# Supplied material:
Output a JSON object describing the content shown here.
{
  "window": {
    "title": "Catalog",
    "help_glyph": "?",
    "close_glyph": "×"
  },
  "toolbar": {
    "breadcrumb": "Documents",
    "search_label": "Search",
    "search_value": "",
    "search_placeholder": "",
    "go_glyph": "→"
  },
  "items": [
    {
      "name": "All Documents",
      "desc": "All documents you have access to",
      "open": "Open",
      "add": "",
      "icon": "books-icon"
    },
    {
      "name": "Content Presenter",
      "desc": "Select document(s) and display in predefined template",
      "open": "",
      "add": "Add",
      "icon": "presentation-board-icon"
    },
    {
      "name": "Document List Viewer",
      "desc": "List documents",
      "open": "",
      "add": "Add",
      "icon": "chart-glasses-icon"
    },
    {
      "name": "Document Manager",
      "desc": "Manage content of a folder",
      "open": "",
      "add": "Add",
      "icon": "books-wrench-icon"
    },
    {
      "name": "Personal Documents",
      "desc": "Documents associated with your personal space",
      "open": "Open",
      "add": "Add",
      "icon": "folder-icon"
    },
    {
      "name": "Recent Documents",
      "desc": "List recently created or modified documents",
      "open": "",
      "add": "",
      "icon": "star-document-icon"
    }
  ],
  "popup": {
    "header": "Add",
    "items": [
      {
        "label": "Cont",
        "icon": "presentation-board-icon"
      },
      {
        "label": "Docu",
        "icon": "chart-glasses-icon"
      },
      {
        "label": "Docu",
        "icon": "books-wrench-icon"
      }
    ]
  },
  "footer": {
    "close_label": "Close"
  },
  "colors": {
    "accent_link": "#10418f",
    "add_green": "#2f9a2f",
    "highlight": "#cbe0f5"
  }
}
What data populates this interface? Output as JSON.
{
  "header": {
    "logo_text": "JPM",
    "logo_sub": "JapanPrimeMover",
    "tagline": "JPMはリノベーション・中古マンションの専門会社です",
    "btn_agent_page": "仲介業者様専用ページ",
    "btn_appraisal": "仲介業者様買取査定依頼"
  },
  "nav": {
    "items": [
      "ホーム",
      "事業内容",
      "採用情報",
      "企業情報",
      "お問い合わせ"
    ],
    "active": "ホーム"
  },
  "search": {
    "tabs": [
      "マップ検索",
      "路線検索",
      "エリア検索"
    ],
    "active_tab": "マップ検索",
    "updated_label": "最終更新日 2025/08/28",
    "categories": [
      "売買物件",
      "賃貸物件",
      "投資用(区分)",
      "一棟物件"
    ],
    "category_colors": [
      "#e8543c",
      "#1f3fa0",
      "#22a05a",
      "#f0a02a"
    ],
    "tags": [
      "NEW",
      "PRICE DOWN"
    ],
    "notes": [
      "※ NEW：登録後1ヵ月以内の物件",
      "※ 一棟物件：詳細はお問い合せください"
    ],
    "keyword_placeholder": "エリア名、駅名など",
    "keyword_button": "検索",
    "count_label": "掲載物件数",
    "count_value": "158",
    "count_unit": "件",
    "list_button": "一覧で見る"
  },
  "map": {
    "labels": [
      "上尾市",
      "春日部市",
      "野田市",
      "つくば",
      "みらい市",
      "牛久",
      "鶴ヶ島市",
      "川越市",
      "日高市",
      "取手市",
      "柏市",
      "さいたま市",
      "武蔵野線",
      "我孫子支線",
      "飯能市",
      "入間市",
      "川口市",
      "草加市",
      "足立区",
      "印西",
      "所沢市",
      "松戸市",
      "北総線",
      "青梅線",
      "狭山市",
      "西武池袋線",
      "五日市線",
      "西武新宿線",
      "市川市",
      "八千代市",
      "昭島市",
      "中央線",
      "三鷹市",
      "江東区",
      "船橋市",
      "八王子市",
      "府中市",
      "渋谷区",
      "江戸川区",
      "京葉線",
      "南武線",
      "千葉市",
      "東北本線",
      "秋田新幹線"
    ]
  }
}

# Objective:
Would you reproduce all the entries exactly?

# Completed task:
Output a JSON object describing the content shown here.
{
  "window": {
    "title": "Catalog",
    "help_glyph": "?",
    "close_glyph": "×"
  },
  "toolbar": {
    "breadcrumb": "Documents",
    "search_label": "Search",
    "search_value": "",
    "search_placeholder": "",
    "go_glyph": "→"
  },
  "items": [
    {
      "name": "All Documents",
      "desc": "All documents you have access to",
      "open": "Open",
      "add": "",
      "icon": "books-icon"
    },
    {
      "name": "Content Presenter",
      "desc": "Select document(s) and display in predefined template",
      "open": "",
      "add": "Add",
      "icon": "presentation-board-icon"
    },
    {
      "name": "Document List Viewer",
      "desc": "List documents",
      "open": "",
      "add": "Add",
      "icon": "chart-glasses-icon"
    },
    {
      "name": "Document Manager",
      "desc": "Manage content of a folder",
      "open": "",
      "add": "Add",
      "icon": "books-wrench-icon"
    },
    {
      "name": "Personal Documents",
      "desc": "Documents associated with your personal space",
      "open": "Open",
      "add": "Add",
      "icon": "folder-icon"
    },
    {
      "name": "Recent Documents",
      "desc": "List recently created or modified documents",
      "open": "",
      "add": "",
      "icon": "star-document-icon"
    }
  ],
  "popup": {
    "header": "Add",
    "items": [
      {
        "label": "Cont",
        "icon": "presentation-board-icon"
      },
      {
        "label": "Docu",
        "icon": "chart-glasses-icon"
      },
      {
        "label": "Docu",
        "icon": "books-wrench-icon"
      }
    ]
  },
  "footer": {
    "close_label": "Close"
  },
  "colors": {
    "accent_link": "#10418f",
    "add_green": "#2f9a2f",
    "highlight": "#cbe0f5"
  }
}
What data populates this interface? Output as JSON.
{
  "header": {
    "logo_text": "JPM",
    "logo_sub": "JapanPrimeMover",
    "tagline": "JPMはリノベーション・中古マンションの専門会社です",
    "btn_agent_page": "仲介業者様専用ページ",
    "btn_appraisal": "仲介業者様買取査定依頼"
  },
  "nav": {
    "items": [
      "ホーム",
      "事業内容",
      "採用情報",
      "企業情報",
      "お問い合わせ"
    ],
    "active": "ホーム"
  },
  "search": {
    "tabs": [
      "マップ検索",
      "路線検索",
      "エリア検索"
    ],
    "active_tab": "マップ検索",
    "updated_label": "最終更新日 2025/08/28",
    "categories": [
      "売買物件",
      "賃貸物件",
      "投資用(区分)",
      "一棟物件"
    ],
    "category_colors": [
      "#e8543c",
      "#1f3fa0",
      "#22a05a",
      "#f0a02a"
    ],
    "tags": [
      "NEW",
      "PRICE DOWN"
    ],
    "notes": [
      "※ NEW：登録後1ヵ月以内の物件",
      "※ 一棟物件：詳細はお問い合せください"
    ],
    "keyword_placeholder": "エリア名、駅名など",
    "keyword_button": "検索",
    "count_label": "掲載物件数",
    "count_value": "158",
    "count_unit": "件",
    "list_button": "一覧で見る"
  },
  "map": {
    "labels": [
      "上尾市",
      "春日部市",
      "野田市",
      "つくば",
      "みらい市",
      "牛久",
      "鶴ヶ島市",
      "川越市",
      "日高市",
      "取手市",
      "柏市",
      "さいたま市",
      "武蔵野線",
      "我孫子支線",
      "飯能市",
      "入間市",
      "川口市",
      "草加市",
      "足立区",
      "印西",
      "所沢市",
      "松戸市",
      "北総線",
      "青梅線",
      "狭山市",
      "西武池袋線",
      "五日市線",
      "西武新宿線",
      "市川市",
      "八千代市",
      "昭島市",
      "中央線",
      "三鷹市",
      "江東区",
      "船橋市",
      "八王子市",
      "府中市",
      "渋谷区",
      "江戸川区",
      "京葉線",
      "南武線",
      "千葉市",
      "東北本線",
      "秋田新幹線"
    ]
  }
}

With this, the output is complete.